--- begin ---

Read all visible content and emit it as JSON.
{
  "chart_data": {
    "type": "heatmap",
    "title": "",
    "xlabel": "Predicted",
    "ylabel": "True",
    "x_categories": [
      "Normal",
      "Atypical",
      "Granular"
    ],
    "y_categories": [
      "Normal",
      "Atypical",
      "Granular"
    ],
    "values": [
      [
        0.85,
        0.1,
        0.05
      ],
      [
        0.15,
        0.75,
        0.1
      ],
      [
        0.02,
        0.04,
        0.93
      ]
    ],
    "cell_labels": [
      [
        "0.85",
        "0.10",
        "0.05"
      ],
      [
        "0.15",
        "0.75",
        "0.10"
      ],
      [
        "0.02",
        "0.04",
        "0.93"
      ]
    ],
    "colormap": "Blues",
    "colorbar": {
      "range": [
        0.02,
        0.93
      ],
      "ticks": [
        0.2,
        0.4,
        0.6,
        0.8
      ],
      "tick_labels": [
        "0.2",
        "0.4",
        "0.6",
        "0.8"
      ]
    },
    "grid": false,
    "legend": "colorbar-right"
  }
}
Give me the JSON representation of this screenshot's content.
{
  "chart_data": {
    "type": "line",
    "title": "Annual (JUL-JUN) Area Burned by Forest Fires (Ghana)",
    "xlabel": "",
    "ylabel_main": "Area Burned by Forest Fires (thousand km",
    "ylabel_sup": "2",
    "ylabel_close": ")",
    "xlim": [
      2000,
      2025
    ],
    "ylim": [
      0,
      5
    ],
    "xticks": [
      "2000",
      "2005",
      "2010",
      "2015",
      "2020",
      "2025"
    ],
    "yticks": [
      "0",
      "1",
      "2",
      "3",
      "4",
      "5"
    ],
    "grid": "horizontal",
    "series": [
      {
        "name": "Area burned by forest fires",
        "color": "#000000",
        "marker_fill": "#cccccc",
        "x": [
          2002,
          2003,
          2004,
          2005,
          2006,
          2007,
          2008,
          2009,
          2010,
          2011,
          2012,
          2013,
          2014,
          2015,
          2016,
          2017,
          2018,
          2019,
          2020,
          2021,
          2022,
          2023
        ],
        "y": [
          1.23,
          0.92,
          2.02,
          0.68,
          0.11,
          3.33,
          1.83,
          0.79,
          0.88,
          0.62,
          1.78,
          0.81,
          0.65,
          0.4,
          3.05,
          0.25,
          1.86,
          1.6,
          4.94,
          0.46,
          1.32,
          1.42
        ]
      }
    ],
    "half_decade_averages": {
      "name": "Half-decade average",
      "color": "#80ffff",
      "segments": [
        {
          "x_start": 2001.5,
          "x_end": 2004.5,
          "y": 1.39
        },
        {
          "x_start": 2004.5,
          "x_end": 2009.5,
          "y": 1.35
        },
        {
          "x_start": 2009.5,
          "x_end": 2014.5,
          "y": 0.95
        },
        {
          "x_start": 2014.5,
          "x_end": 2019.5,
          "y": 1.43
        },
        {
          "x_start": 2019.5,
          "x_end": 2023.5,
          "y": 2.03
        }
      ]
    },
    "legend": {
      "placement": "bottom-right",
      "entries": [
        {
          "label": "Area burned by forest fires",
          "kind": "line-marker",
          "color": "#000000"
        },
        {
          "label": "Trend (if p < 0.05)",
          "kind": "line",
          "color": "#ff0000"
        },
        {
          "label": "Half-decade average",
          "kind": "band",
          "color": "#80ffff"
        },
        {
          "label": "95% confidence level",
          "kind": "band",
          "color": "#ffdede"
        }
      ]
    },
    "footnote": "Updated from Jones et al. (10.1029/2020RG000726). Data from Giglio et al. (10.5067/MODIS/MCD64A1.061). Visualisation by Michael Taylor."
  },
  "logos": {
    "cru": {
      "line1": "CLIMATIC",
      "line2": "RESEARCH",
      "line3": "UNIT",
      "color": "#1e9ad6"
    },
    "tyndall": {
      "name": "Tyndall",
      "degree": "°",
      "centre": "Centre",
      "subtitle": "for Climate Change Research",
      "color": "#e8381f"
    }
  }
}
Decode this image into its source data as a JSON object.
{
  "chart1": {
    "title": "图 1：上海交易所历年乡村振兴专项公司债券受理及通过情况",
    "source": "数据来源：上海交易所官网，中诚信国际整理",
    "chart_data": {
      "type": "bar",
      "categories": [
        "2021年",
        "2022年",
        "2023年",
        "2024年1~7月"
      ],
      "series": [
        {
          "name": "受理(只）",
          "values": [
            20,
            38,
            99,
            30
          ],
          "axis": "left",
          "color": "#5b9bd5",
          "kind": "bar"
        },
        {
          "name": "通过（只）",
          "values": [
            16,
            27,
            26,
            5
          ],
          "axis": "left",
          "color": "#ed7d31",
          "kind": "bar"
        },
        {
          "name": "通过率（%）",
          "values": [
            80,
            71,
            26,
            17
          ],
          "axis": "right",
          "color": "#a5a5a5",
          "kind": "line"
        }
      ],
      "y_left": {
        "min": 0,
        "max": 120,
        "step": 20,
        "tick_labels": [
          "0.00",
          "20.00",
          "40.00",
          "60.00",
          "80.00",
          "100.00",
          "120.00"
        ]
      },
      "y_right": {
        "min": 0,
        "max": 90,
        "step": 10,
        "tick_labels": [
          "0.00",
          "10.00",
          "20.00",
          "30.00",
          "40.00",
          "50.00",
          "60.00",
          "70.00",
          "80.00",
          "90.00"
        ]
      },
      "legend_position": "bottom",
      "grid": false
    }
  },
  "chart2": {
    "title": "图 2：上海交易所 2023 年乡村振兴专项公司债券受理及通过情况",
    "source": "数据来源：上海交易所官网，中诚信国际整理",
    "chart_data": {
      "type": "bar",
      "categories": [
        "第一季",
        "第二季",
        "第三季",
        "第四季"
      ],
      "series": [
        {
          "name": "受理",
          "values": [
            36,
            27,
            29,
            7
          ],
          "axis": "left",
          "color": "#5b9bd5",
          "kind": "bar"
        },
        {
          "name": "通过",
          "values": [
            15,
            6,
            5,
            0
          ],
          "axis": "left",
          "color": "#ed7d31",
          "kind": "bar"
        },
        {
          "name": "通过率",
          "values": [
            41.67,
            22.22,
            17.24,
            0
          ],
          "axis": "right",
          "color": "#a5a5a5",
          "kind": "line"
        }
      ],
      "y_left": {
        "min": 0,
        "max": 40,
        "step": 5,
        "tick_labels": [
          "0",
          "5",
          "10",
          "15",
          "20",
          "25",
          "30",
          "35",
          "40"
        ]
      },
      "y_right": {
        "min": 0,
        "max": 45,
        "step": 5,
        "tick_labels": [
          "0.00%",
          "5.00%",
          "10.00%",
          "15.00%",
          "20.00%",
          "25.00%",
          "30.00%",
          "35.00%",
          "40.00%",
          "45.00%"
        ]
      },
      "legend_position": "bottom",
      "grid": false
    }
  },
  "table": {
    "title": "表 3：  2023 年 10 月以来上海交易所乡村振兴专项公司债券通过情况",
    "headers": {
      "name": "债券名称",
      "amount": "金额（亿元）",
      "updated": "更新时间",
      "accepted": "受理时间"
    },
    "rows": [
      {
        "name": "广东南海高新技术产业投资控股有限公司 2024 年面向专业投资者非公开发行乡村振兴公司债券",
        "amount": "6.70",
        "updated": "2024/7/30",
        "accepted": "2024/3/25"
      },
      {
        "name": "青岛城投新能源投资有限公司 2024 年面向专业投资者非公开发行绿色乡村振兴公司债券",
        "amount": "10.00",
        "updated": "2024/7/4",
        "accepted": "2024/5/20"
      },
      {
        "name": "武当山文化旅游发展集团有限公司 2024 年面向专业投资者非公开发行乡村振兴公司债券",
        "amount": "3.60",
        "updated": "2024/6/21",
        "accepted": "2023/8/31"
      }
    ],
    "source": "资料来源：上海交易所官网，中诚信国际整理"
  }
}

--- end ---

◆ What is asked
Find each line holding the string "Area" and copy it out.

◆ Answer to this task
    "title": "Annual (JUL-JUN) Area Burned by Forest Fires (Ghana)",
    "ylabel_main": "Area Burned by Forest Fires (thousand km",
        "name": "Area burned by forest fires",
          "label": "Area burned by forest fires",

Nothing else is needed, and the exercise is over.